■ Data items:
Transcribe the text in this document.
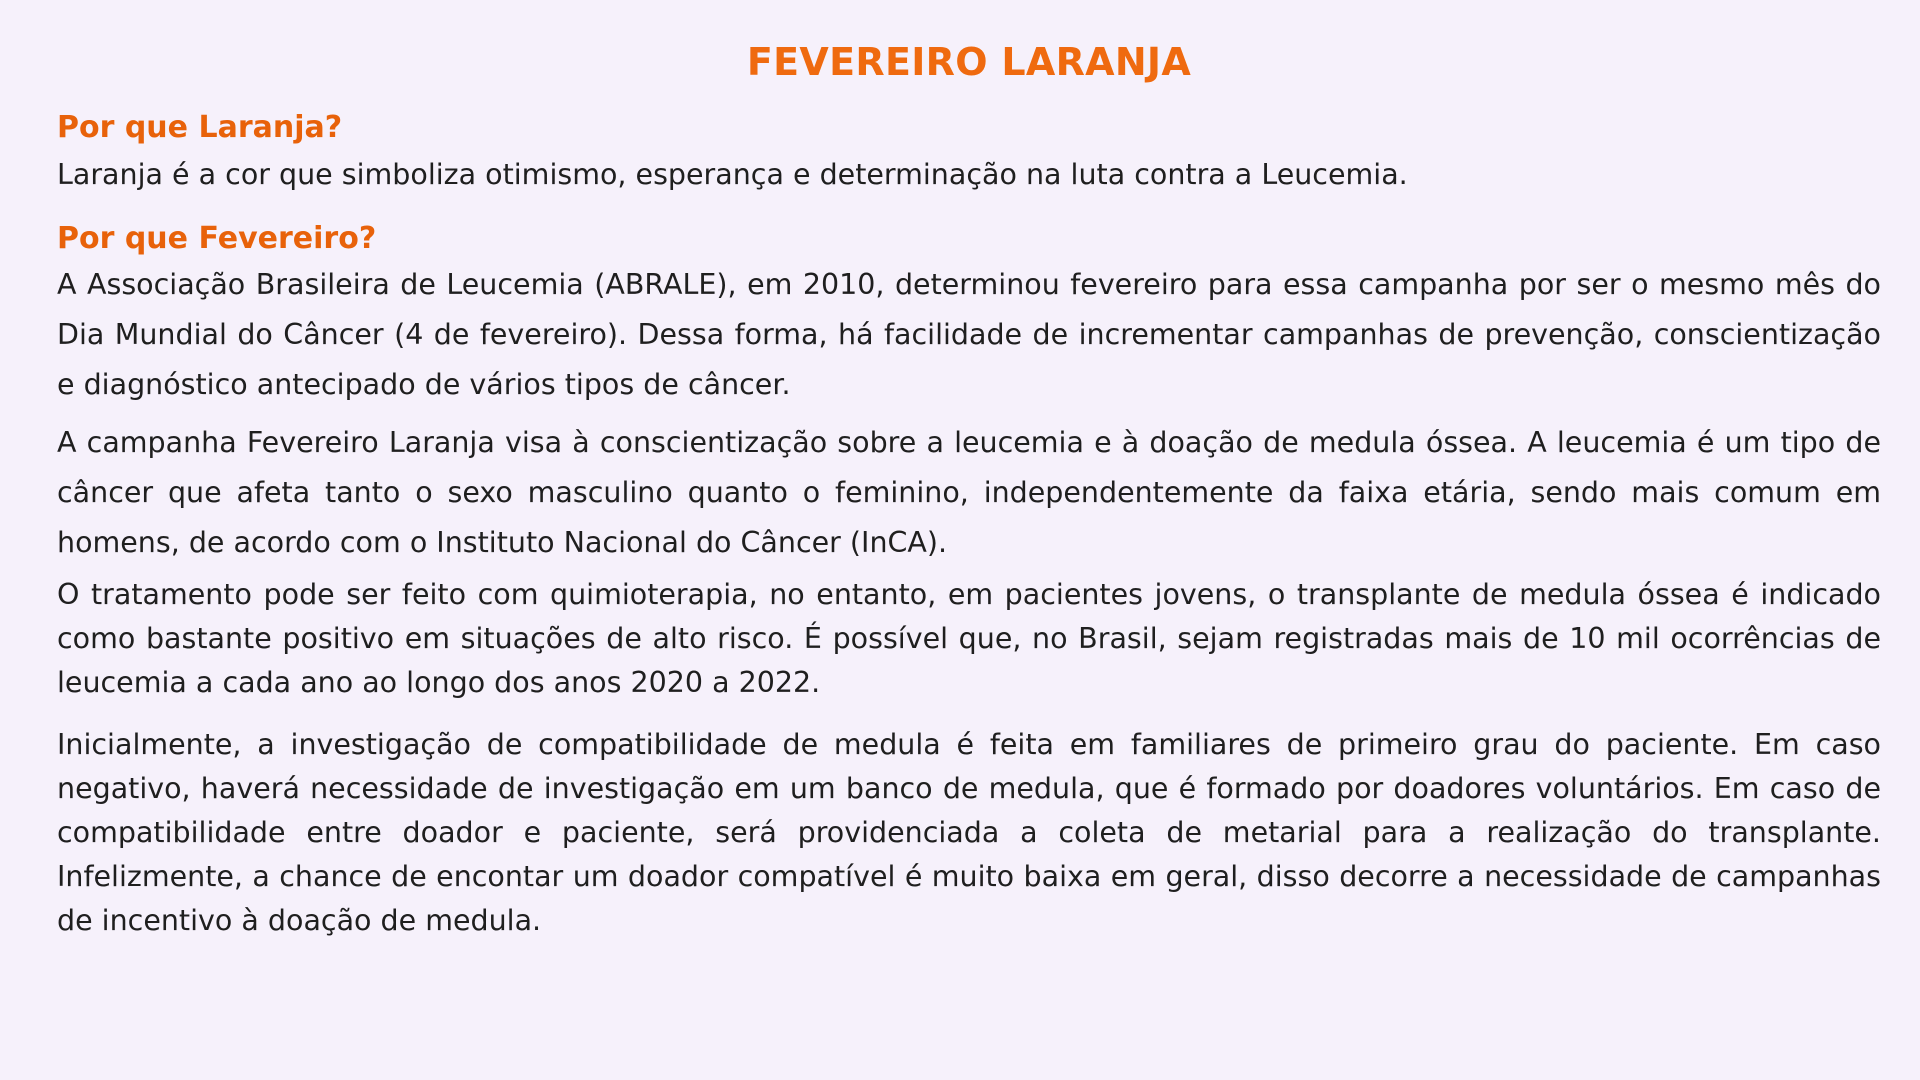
FEVEREIRO LARANJA
Por que Laranja?

Laranja é a cor que simboliza otimismo, esperança e determinação na luta contra a Leucemia.

Por que Fevereiro?

A Associação Brasileira de Leucemia (ABRALE), em 2010, determinou fevereiro para essa campanha por ser o mesmo mês do Dia Mundial do Câncer (4 de fevereiro). Dessa forma, há facilidade de incrementar campanhas de prevenção, conscientização e diagnóstico antecipado de vários tipos de câncer.

A campanha Fevereiro Laranja visa à conscientização sobre a leucemia e à doação de medula óssea. A leucemia é um tipo de câncer que afeta tanto o sexo masculino quanto o feminino, independentemente da faixa etária, sendo mais comum em homens, de acordo com o Instituto Nacional do Câncer (InCA).

O tratamento pode ser feito com quimioterapia, no entanto, em pacientes jovens, o transplante de medula óssea é indicado como bastante positivo em situações de alto risco. É possível que, no Brasil, sejam registradas mais de 10 mil ocorrências de leucemia a cada ano ao longo dos anos 2020 a 2022.

Inicialmente, a investigação de compatibilidade de medula é feita em familiares de primeiro grau do paciente. Em caso negativo, haverá necessidade de investigação em um banco de medula, que é formado por doadores voluntários. Em caso de compatibilidade entre doador e paciente, será providenciada a coleta de metarial para a realização do transplante. Infelizmente, a chance de encontar um doador compatível é muito baixa em geral, disso decorre a necessidade de campanhas de incentivo à doação de medula.
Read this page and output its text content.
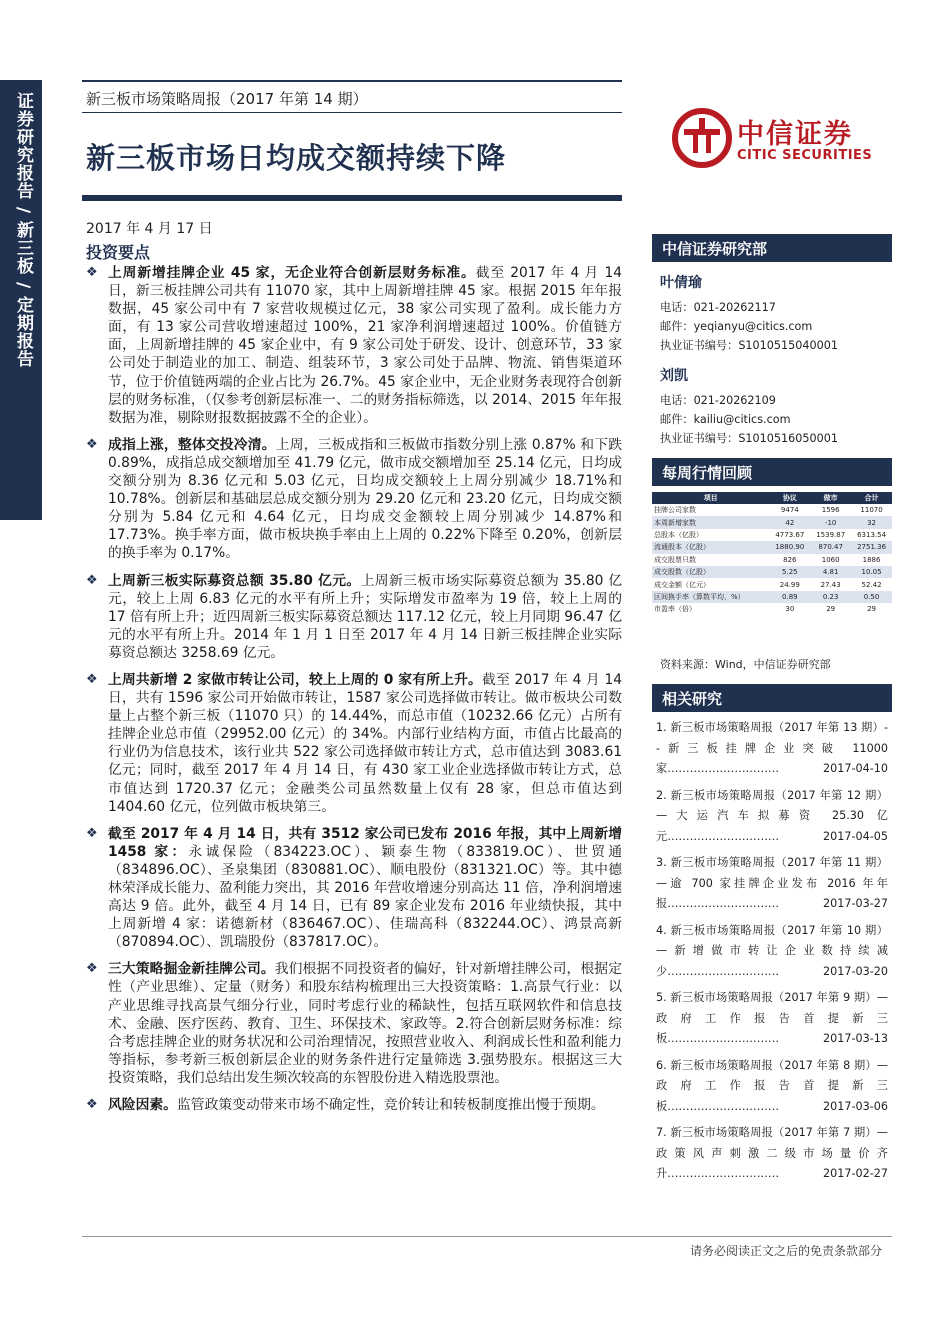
证券研究报告 / 新三板 / 定期报告	新三板市场策略周报（2017 年第 14 期）
新三板市场日均成交额持续下降
中信证券
CITIC SECURITIES
2017 年 4 月 17 日
投资要点
❖ 上周新增挂牌企业 45 家，无企业符合创新层财务标准。截至 2017 年 4 月 14 日，新三板挂牌公司共有 11070 家，其中上周新增挂牌 45 家。根据 2015 年年报数据，45 家公司中有 7 家营收规模过亿元，38 家公司实现了盈利。成长能力方面，有 13 家公司营收增速超过 100%，21 家净利润增速超过 100%。价值链方面，上周新增挂牌的 45 家企业中，有 9 家公司处于研发、设计、创意环节，33 家公司处于制造业的加工、制造、组装环节，3 家公司处于品牌、物流、销售渠道环节，位于价值链两端的企业占比为 26.7%。45 家企业中，无企业财务表现符合创新层的财务标准，（仅参考创新层标准一、二的财务指标筛选，以 2014、2015 年年报数据为准，剔除财报数据披露不全的企业）。
❖ 成指上涨，整体交投冷清。上周，三板成指和三板做市指数分别上涨 0.87% 和下跌 0.89%，成指总成交额增加至 41.79 亿元，做市成交额增加至 25.14 亿元，日均成交额分别为 8.36 亿元和 5.03 亿元，日均成交额较上上周分别减少 18.71%和 10.78%。创新层和基础层总成交额分别为 29.20 亿元和 23.20 亿元，日均成交额分别为 5.84 亿元和 4.64 亿元，日均成交金额较上周分别减少 14.87%和 17.73%。换手率方面，做市板块换手率由上上周的 0.22%下降至 0.20%，创新层的换手率为 0.17%。
❖ 上周新三板实际募资总额 35.80 亿元。上周新三板市场实际募资总额为 35.80 亿元，较上上周 6.83 亿元的水平有所上升；实际增发市盈率为 19 倍，较上上周的 17 倍有所上升；近四周新三板实际募资总额达 117.12 亿元，较上月同期 96.47 亿元的水平有所上升。2014 年 1 月 1 日至 2017 年 4 月 14 日新三板挂牌企业实际募资总额达 3258.69 亿元。
❖ 上周共新增 2 家做市转让公司，较上上周的 0 家有所上升。截至 2017 年 4 月 14 日，共有 1596 家公司开始做市转让，1587 家公司选择做市转让。做市板块公司数量上占整个新三板（11070 只）的 14.44%，而总市值（10232.66 亿元）占所有挂牌企业总市值（29952.00 亿元）的 34%。内部行业结构方面，市值占比最高的行业仍为信息技术，该行业共 522 家公司选择做市转让方式，总市值达到 3083.61 亿元；同时，截至 2017 年 4 月 14 日，有 430 家工业企业选择做市转让方式，总市值达到 1720.37 亿元；金融类公司虽然数量上仅有 28 家，但总市值达到 1404.60 亿元，位列做市板块第三。
❖ 截至 2017 年 4 月 14 日，共有 3512 家公司已发布 2016 年报，其中上周新增 1458 家：永诚保险（834223.OC）、颖泰生物（833819.OC）、世贸通（834896.OC）、圣泉集团（830881.OC）、顺电股份（831321.OC）等。其中德林荣泽成长能力、盈利能力突出，其 2016 年营收增速分别高达 11 倍，净利润增速高达 9 倍。此外，截至 4 月 14 日，已有 89 家企业发布 2016 年业绩快报，其中上周新增 4 家：诺德新材（836467.OC）、佳瑞高科（832244.OC）、鸿景高新（870894.OC）、凯瑞股份（837817.OC）。
❖ 三大策略掘金新挂牌公司。我们根据不同投资者的偏好，针对新增挂牌公司，根据定性（产业思维）、定量（财务）和股东结构梳理出三大投资策略：1.高景气行业：以产业思维寻找高景气细分行业，同时考虑行业的稀缺性，包括互联网软件和信息技术、金融、医疗医药、教育、卫生、环保技术、家政等。2.符合创新层财务标准：综合考虑挂牌企业的财务状况和公司治理情况，按照营业收入、利润成长性和盈利能力等指标，参考新三板创新层企业的财务条件进行定量筛选 3.强势股东。根据这三大投资策略，我们总结出发生频次较高的东智股份进入精选股票池。
❖ 风险因素。监管政策变动带来市场不确定性，竞价转让和转板制度推出慢于预期。
中信证券研究部
叶倩瑜
电话：021-20262117
邮件：yeqianyu@citics.com
执业证书编号：S1010515040001
刘凯
电话：021-20262109
邮件：kailiu@citics.com
执业证书编号：S1010516050001
每周行情回顾
项目	协议	做市	合计
挂牌公司家数	9474	1596	11070
本周新增家数	42	-10	32
总股本（亿股）	4773.67	1539.87	6313.54
流通股本（亿股）	1880.90	870.47	2751.36
成交股票只数	826	1060	1886
成交股数（亿股）	5.25	4.81	10.05
成交金额（亿元）	24.99	27.43	52.42
区间换手率（算数平均，%）	0.89	0.23	0.50
市盈率（倍）	30	29	29
资料来源：Wind，中信证券研究部
相关研究
1. 新三板市场策略周报（2017 年第 13 期）--新三板挂牌企业突破 11000 家…………………………	2017-04-10
2. 新三板市场策略周报（2017 年第 12 期）—大运汽车拟募资 25.30 亿元…………………………	2017-04-05
3. 新三板市场策略周报（2017 年第 11 期）—逾 700 家挂牌企业发布 2016 年年报…………………………	2017-03-27
4. 新三板市场策略周报（2017 年第 10 期）—新增做市转让企业数持续减少…………………………	2017-03-20
5. 新三板市场策略周报（2017 年第 9 期）—政府工作报告首提新三板…………………………	2017-03-13
6. 新三板市场策略周报（2017 年第 8 期）—政府工作报告首提新三板…………………………	2017-03-06
7. 新三板市场策略周报（2017 年第 7 期）—政策风声刺激二级市场量价齐升…………………………	2017-02-27
请务必阅读正文之后的免责条款部分
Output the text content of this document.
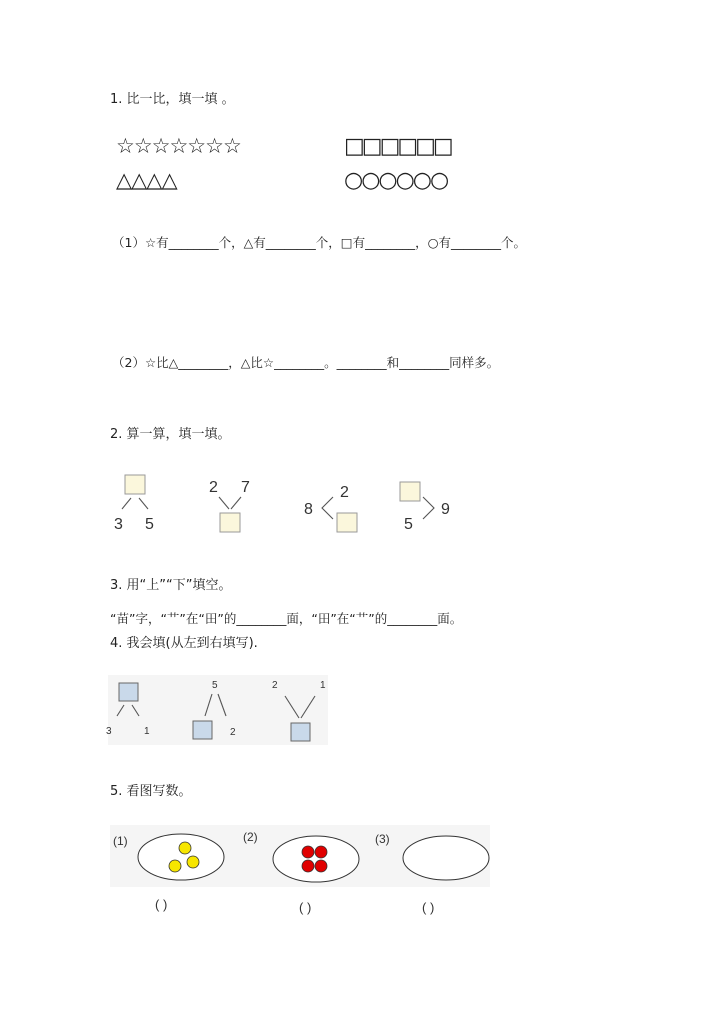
1. 比一比，填一填 。
☆☆☆☆☆☆☆
△△△△
□□□□□□
○○○○○○
（1）☆有________个，△有________个，□有________，○有________个。
（2）☆比△________，△比☆________。________和________同样多。
2. 算一算，填一填。
3 5
2 7
8
2
5
9
3. 用“上”“下”填空。
“苗”字，“艹”在“田”的________面，“田”在“艹”的________面。
4. 我会填(从左到右填写).
3	1
5
2
2	1
5. 看图写数。
(1)	(2)	(3)
( )	( )	( )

■ What you have to do:
Each line in the data that holds the string "citics" should be found and copied.

■ Output for this task:
邮件：yeqianyu@citics.com
邮件：kailiu@citics.com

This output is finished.